* What the task asks: In the listing below, find every line containing "Risk" and copy it out.

▼

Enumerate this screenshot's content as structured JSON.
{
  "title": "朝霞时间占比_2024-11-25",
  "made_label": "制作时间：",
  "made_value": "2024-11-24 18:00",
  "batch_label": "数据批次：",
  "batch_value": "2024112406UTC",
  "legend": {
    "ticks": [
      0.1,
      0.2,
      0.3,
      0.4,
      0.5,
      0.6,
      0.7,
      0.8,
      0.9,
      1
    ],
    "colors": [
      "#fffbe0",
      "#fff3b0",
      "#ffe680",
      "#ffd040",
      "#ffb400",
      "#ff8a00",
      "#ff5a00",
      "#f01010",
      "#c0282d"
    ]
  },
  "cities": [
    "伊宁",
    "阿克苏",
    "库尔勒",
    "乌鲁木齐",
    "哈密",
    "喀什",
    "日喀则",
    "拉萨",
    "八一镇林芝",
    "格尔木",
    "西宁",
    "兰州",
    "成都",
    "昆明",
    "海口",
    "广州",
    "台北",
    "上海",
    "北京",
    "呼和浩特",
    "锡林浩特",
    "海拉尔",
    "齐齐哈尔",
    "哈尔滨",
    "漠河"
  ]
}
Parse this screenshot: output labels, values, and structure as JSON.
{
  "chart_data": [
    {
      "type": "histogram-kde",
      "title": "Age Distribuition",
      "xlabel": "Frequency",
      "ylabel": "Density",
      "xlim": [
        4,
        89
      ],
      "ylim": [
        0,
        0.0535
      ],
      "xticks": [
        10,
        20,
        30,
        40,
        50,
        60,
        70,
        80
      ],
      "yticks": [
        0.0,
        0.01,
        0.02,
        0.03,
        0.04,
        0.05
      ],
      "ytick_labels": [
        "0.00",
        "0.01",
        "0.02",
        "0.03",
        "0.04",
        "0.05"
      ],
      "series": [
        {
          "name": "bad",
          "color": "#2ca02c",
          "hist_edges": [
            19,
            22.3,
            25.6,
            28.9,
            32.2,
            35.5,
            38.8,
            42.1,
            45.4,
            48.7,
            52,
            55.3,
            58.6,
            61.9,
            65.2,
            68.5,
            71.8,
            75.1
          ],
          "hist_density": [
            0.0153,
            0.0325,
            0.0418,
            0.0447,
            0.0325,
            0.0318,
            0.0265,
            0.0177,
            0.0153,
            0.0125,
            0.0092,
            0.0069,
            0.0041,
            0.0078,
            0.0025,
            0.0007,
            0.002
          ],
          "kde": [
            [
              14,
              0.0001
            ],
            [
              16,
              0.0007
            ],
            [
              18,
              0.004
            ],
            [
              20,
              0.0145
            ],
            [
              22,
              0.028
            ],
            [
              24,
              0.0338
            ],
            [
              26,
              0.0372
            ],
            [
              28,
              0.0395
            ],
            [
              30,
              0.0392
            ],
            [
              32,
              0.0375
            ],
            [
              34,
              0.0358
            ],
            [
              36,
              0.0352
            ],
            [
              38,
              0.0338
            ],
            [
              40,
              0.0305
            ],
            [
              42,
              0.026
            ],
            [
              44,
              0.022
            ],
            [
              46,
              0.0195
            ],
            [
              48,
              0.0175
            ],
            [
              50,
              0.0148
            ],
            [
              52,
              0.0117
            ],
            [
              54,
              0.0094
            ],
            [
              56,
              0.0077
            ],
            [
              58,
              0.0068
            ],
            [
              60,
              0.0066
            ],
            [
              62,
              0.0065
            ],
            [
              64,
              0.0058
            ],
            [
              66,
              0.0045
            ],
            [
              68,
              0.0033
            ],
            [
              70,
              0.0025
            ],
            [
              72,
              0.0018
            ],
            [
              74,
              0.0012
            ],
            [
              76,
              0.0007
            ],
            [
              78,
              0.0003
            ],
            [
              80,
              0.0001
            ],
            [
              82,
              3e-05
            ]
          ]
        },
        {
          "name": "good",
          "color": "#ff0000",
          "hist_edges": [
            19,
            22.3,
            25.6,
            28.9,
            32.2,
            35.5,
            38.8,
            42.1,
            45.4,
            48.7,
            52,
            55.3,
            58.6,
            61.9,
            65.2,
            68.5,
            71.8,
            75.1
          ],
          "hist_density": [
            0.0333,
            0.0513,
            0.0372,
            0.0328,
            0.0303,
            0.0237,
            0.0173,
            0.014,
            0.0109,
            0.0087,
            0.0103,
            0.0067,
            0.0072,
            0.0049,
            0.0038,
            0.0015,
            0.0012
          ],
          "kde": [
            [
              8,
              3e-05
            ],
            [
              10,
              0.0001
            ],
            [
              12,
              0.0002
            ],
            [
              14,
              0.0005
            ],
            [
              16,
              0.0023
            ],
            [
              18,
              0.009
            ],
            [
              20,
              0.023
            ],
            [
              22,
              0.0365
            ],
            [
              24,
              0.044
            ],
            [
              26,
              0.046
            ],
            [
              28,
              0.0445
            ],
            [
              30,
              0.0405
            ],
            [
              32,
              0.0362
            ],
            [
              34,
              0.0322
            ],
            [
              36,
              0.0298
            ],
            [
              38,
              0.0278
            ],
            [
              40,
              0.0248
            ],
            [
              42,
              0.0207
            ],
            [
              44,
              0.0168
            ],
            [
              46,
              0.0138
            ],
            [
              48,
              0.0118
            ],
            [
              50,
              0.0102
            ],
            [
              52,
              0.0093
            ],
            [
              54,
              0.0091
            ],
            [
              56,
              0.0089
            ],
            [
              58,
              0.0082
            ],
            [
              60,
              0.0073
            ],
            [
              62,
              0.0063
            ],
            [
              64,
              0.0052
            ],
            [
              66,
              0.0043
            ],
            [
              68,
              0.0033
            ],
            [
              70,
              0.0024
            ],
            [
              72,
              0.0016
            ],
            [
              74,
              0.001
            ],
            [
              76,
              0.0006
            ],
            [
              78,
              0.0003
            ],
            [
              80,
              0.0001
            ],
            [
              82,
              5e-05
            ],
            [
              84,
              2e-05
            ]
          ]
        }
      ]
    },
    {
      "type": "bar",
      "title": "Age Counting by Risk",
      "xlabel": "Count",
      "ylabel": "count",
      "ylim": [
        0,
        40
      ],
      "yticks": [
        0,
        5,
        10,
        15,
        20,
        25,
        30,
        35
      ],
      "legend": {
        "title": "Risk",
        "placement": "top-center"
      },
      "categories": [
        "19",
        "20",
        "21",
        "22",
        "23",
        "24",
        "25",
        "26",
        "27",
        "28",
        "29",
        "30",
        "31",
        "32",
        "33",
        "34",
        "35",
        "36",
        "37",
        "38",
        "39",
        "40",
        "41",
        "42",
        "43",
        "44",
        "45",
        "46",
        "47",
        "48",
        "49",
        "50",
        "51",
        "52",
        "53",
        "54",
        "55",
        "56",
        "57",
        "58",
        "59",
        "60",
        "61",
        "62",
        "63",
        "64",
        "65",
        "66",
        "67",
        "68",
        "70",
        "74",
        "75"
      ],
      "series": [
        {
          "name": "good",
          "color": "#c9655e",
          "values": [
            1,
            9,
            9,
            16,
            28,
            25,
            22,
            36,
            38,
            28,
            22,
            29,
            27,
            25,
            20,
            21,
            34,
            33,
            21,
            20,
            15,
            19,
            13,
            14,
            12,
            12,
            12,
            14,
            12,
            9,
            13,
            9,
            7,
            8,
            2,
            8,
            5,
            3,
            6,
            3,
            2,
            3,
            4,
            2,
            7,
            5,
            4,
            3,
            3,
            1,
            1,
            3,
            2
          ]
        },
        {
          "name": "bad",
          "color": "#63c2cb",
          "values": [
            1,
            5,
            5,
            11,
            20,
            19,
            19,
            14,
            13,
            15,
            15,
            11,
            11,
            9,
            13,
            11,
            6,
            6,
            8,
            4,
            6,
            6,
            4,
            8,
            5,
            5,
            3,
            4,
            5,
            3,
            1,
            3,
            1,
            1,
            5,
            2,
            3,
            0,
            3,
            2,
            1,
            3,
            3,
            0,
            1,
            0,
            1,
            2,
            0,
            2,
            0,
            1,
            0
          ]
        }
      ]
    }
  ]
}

▲

* Answer to this exercise:
      "title": "Age Counting by Risk",
        "title": "Risk",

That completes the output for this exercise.